(Source records)

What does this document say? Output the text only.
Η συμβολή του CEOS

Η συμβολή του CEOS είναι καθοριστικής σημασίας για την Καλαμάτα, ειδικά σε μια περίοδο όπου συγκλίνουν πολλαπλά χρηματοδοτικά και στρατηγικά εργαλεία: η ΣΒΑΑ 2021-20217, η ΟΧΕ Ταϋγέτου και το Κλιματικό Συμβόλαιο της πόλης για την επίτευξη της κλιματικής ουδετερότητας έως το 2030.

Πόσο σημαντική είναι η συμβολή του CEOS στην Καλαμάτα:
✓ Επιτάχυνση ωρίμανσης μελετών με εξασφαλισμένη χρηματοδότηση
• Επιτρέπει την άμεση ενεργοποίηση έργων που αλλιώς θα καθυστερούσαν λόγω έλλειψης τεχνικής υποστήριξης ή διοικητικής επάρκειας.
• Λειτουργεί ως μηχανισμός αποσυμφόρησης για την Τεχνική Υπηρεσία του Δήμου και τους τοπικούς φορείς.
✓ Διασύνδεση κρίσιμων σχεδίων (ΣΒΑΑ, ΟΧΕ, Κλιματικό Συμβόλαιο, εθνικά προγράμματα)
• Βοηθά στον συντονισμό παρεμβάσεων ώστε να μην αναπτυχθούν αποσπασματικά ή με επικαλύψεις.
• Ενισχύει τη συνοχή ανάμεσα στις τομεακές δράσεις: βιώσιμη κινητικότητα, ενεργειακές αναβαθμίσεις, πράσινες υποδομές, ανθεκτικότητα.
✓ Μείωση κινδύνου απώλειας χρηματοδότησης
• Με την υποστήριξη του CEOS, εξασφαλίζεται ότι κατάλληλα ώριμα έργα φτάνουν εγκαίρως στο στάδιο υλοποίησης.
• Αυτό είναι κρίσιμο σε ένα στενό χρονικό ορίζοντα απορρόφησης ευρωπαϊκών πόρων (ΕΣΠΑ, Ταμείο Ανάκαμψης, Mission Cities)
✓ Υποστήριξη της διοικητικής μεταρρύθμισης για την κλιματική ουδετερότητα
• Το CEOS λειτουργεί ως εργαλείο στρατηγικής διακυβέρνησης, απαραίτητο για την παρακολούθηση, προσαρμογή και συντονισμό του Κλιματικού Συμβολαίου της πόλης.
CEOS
...
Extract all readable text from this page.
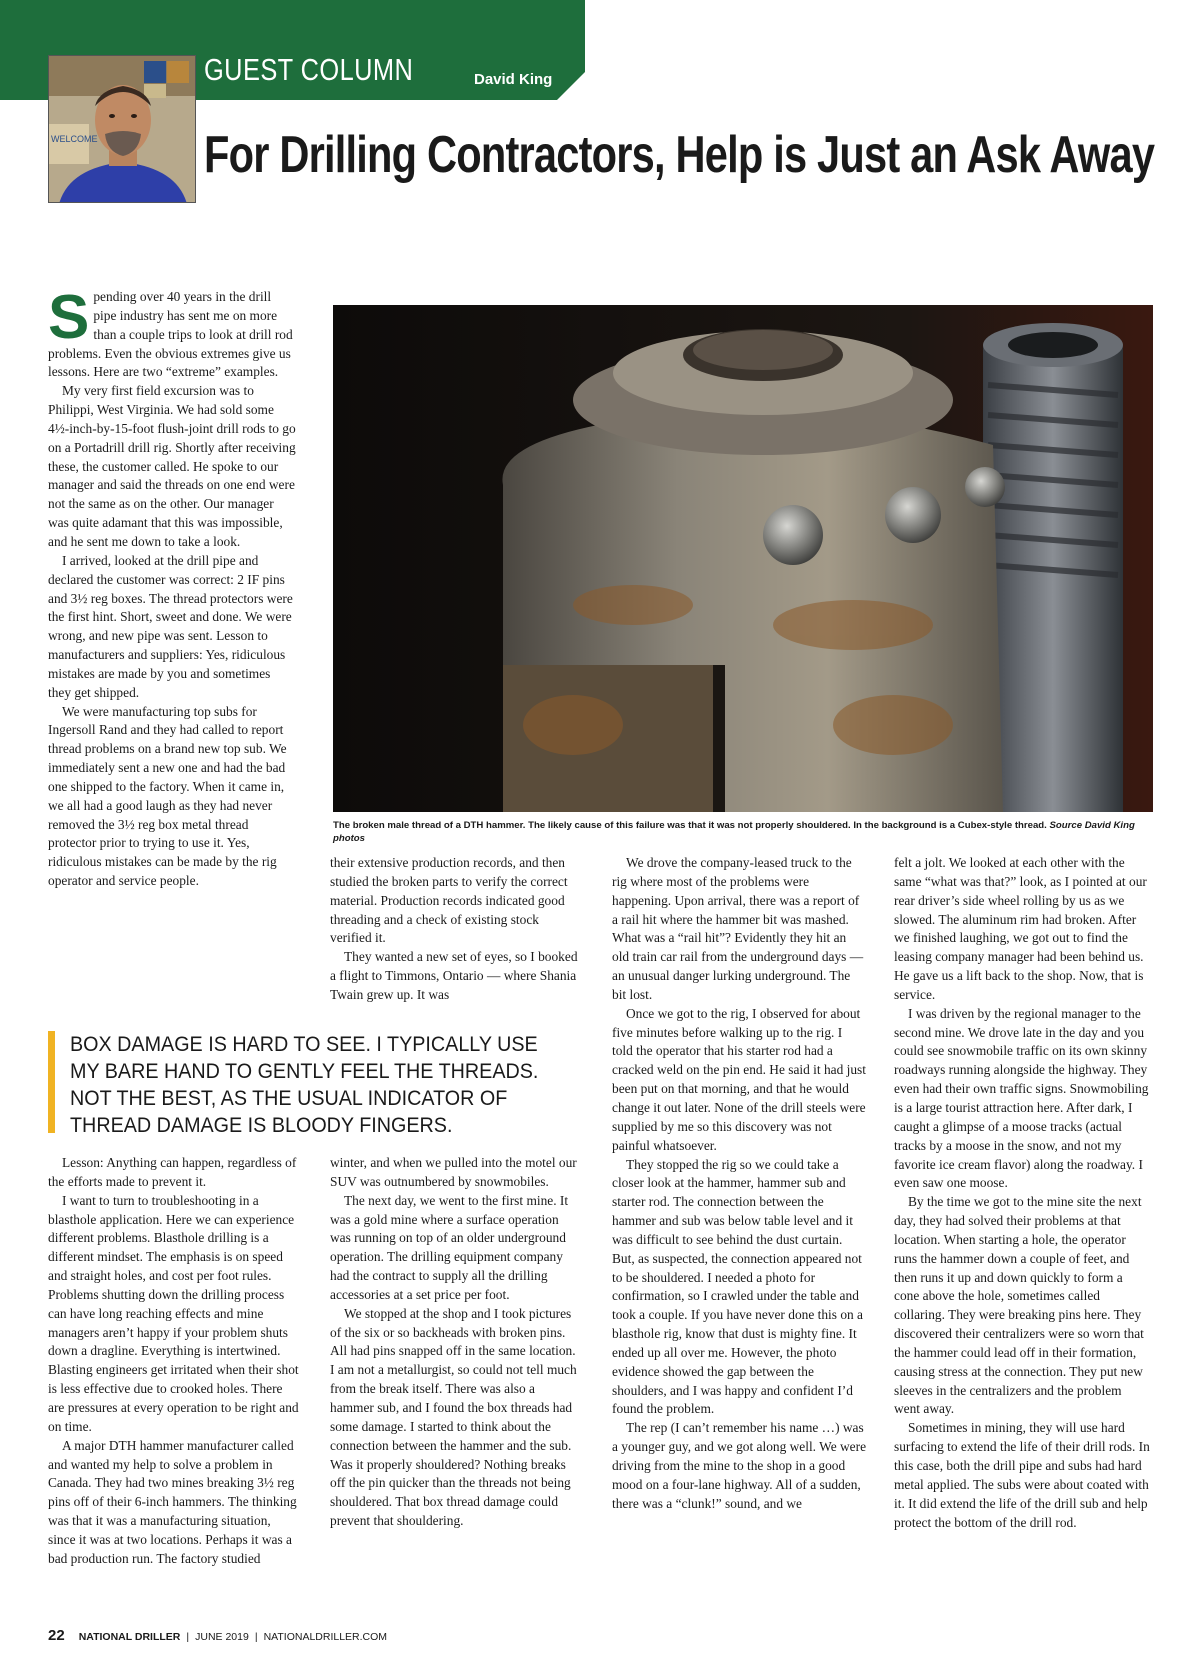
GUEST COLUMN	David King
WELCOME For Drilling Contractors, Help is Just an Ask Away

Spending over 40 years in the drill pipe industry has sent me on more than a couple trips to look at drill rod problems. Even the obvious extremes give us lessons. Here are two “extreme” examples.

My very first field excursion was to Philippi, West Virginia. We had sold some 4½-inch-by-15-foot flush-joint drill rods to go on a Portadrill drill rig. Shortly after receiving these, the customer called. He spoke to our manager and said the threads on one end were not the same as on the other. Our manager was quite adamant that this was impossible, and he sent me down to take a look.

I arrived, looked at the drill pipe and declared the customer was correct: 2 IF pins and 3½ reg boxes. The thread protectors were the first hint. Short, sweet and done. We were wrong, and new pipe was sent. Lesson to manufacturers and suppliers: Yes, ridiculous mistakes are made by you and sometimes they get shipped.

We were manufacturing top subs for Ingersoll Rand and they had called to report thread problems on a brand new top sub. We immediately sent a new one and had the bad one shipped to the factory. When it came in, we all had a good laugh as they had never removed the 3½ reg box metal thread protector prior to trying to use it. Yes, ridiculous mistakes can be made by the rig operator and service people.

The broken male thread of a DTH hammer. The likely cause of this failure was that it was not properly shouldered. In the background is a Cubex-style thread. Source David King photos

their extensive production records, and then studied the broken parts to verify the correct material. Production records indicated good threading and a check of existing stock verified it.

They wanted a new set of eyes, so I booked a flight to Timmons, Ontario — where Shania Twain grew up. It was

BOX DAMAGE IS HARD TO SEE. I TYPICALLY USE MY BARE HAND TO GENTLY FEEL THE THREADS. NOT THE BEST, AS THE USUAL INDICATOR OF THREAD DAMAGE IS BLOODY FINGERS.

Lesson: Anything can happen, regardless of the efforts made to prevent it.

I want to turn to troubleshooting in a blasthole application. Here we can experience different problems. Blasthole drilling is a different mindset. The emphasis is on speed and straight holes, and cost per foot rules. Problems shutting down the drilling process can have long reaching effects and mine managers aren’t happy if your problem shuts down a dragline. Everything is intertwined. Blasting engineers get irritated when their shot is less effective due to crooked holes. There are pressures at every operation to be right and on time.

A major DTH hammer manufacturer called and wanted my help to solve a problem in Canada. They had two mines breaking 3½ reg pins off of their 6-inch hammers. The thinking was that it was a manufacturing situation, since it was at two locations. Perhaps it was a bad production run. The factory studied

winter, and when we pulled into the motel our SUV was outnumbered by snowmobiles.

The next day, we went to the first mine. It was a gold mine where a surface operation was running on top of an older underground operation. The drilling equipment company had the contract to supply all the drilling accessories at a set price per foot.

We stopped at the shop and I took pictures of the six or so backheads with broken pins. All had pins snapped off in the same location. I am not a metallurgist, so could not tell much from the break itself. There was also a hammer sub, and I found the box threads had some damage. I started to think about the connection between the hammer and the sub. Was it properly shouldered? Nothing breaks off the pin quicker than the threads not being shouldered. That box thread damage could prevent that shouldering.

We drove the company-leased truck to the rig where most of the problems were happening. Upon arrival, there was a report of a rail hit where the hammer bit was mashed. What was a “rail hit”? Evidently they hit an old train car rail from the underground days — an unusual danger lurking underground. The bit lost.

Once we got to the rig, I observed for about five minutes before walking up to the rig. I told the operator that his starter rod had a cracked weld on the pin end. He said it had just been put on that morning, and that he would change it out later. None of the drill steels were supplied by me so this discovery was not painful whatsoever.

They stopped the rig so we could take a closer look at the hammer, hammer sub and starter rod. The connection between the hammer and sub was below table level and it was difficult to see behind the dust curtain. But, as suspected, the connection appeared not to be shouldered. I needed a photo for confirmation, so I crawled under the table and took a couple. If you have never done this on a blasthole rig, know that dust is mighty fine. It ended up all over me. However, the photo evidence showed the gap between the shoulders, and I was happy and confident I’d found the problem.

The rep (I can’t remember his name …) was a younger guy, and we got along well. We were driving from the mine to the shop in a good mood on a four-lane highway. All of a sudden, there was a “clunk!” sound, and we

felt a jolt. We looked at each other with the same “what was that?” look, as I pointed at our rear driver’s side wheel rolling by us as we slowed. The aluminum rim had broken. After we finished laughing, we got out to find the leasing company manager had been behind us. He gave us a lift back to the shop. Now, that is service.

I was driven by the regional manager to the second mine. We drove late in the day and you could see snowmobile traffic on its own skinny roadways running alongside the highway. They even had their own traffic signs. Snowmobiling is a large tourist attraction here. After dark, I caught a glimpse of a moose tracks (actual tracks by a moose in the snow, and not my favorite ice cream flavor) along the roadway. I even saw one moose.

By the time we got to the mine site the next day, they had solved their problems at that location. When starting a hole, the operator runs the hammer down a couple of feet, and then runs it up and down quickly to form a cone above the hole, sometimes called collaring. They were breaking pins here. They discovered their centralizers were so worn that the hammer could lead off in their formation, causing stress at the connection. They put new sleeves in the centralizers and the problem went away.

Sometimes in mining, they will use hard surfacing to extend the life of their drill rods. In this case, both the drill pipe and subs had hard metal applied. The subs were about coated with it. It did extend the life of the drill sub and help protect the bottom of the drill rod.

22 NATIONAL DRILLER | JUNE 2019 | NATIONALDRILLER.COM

◆ Task description:
Return every line from the records above that holds the word "breaking".

◆ Output below:
A major DTH hammer manufacturer called and wanted my help to solve a problem in Canada. They had two mines breaking 3½ reg pins off of their 6-inch hammers. The thinking was that it was a manufacturing situation, since it was at two locations. Perhaps it was a bad production run. The factory studied
By the time we got to the mine site the next day, they had solved their problems at that location. When starting a hole, the operator runs the hammer down a couple of feet, and then runs it up and down quickly to form a cone above the hole, sometimes called collaring. They were breaking pins here. They discovered their centralizers were so worn that the hammer could lead off in their formation, causing stress at the connection. They put new sleeves in the centralizers and the problem went away.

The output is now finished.